- **Requirement**: Nothing may be dropped or altered: reproduce all the data.

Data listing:
____________________

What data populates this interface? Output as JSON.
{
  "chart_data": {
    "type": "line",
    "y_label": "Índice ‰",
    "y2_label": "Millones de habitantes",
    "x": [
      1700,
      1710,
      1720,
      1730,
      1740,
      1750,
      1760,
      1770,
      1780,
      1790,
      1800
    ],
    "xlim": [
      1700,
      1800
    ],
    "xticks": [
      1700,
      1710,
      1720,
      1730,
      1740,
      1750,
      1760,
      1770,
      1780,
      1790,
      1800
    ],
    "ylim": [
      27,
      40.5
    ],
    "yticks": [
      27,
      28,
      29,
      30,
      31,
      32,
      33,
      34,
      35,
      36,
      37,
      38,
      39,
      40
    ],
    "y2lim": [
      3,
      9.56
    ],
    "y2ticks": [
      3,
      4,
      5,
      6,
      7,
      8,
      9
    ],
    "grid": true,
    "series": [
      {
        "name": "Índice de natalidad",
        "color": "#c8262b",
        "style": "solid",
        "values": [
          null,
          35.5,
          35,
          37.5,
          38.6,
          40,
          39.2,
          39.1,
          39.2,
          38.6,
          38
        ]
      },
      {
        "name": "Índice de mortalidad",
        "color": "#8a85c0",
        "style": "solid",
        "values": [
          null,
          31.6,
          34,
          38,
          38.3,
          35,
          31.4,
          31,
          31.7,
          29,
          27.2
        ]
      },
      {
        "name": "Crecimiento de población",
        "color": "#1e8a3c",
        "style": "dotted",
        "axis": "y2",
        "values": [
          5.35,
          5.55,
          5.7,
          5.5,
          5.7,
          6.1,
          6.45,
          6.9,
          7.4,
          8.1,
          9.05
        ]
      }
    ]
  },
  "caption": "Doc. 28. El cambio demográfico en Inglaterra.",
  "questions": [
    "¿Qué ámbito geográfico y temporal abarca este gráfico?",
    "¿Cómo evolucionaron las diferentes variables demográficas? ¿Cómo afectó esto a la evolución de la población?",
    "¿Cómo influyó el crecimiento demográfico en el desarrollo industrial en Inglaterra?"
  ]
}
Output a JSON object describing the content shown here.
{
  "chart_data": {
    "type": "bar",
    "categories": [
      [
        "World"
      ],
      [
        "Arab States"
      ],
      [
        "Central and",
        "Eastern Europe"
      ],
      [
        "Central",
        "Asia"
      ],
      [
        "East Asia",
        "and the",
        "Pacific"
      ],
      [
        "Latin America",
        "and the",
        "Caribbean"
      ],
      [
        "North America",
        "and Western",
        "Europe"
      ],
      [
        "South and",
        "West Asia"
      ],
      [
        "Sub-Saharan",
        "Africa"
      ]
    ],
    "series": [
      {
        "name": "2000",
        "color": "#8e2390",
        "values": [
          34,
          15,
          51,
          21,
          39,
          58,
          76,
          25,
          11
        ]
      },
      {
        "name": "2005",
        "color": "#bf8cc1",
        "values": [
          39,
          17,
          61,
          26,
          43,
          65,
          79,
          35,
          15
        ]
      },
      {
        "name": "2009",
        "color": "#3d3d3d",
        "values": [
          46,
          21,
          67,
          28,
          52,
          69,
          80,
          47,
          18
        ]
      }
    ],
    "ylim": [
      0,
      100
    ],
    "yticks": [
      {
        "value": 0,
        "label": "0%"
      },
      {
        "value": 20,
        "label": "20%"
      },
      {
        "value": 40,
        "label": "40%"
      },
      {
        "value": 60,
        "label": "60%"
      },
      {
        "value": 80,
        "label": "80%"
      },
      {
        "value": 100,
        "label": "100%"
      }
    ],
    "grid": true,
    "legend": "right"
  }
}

____________________

- **Result**:
What data populates this interface? Output as JSON.
{
  "chart_data": {
    "type": "line",
    "y_label": "Índice ‰",
    "y2_label": "Millones de habitantes",
    "x": [
      1700,
      1710,
      1720,
      1730,
      1740,
      1750,
      1760,
      1770,
      1780,
      1790,
      1800
    ],
    "xlim": [
      1700,
      1800
    ],
    "xticks": [
      1700,
      1710,
      1720,
      1730,
      1740,
      1750,
      1760,
      1770,
      1780,
      1790,
      1800
    ],
    "ylim": [
      27,
      40.5
    ],
    "yticks": [
      27,
      28,
      29,
      30,
      31,
      32,
      33,
      34,
      35,
      36,
      37,
      38,
      39,
      40
    ],
    "y2lim": [
      3,
      9.56
    ],
    "y2ticks": [
      3,
      4,
      5,
      6,
      7,
      8,
      9
    ],
    "grid": true,
    "series": [
      {
        "name": "Índice de natalidad",
        "color": "#c8262b",
        "style": "solid",
        "values": [
          null,
          35.5,
          35,
          37.5,
          38.6,
          40,
          39.2,
          39.1,
          39.2,
          38.6,
          38
        ]
      },
      {
        "name": "Índice de mortalidad",
        "color": "#8a85c0",
        "style": "solid",
        "values": [
          null,
          31.6,
          34,
          38,
          38.3,
          35,
          31.4,
          31,
          31.7,
          29,
          27.2
        ]
      },
      {
        "name": "Crecimiento de población",
        "color": "#1e8a3c",
        "style": "dotted",
        "axis": "y2",
        "values": [
          5.35,
          5.55,
          5.7,
          5.5,
          5.7,
          6.1,
          6.45,
          6.9,
          7.4,
          8.1,
          9.05
        ]
      }
    ]
  },
  "caption": "Doc. 28. El cambio demográfico en Inglaterra.",
  "questions": [
    "¿Qué ámbito geográfico y temporal abarca este gráfico?",
    "¿Cómo evolucionaron las diferentes variables demográficas? ¿Cómo afectó esto a la evolución de la población?",
    "¿Cómo influyó el crecimiento demográfico en el desarrollo industrial en Inglaterra?"
  ]
}
Output a JSON object describing the content shown here.
{
  "chart_data": {
    "type": "bar",
    "categories": [
      [
        "World"
      ],
      [
        "Arab States"
      ],
      [
        "Central and",
        "Eastern Europe"
      ],
      [
        "Central",
        "Asia"
      ],
      [
        "East Asia",
        "and the",
        "Pacific"
      ],
      [
        "Latin America",
        "and the",
        "Caribbean"
      ],
      [
        "North America",
        "and Western",
        "Europe"
      ],
      [
        "South and",
        "West Asia"
      ],
      [
        "Sub-Saharan",
        "Africa"
      ]
    ],
    "series": [
      {
        "name": "2000",
        "color": "#8e2390",
        "values": [
          34,
          15,
          51,
          21,
          39,
          58,
          76,
          25,
          11
        ]
      },
      {
        "name": "2005",
        "color": "#bf8cc1",
        "values": [
          39,
          17,
          61,
          26,
          43,
          65,
          79,
          35,
          15
        ]
      },
      {
        "name": "2009",
        "color": "#3d3d3d",
        "values": [
          46,
          21,
          67,
          28,
          52,
          69,
          80,
          47,
          18
        ]
      }
    ],
    "ylim": [
      0,
      100
    ],
    "yticks": [
      {
        "value": 0,
        "label": "0%"
      },
      {
        "value": 20,
        "label": "20%"
      },
      {
        "value": 40,
        "label": "40%"
      },
      {
        "value": 60,
        "label": "60%"
      },
      {
        "value": 80,
        "label": "80%"
      },
      {
        "value": 100,
        "label": "100%"
      }
    ],
    "grid": true,
    "legend": "right"
  }
}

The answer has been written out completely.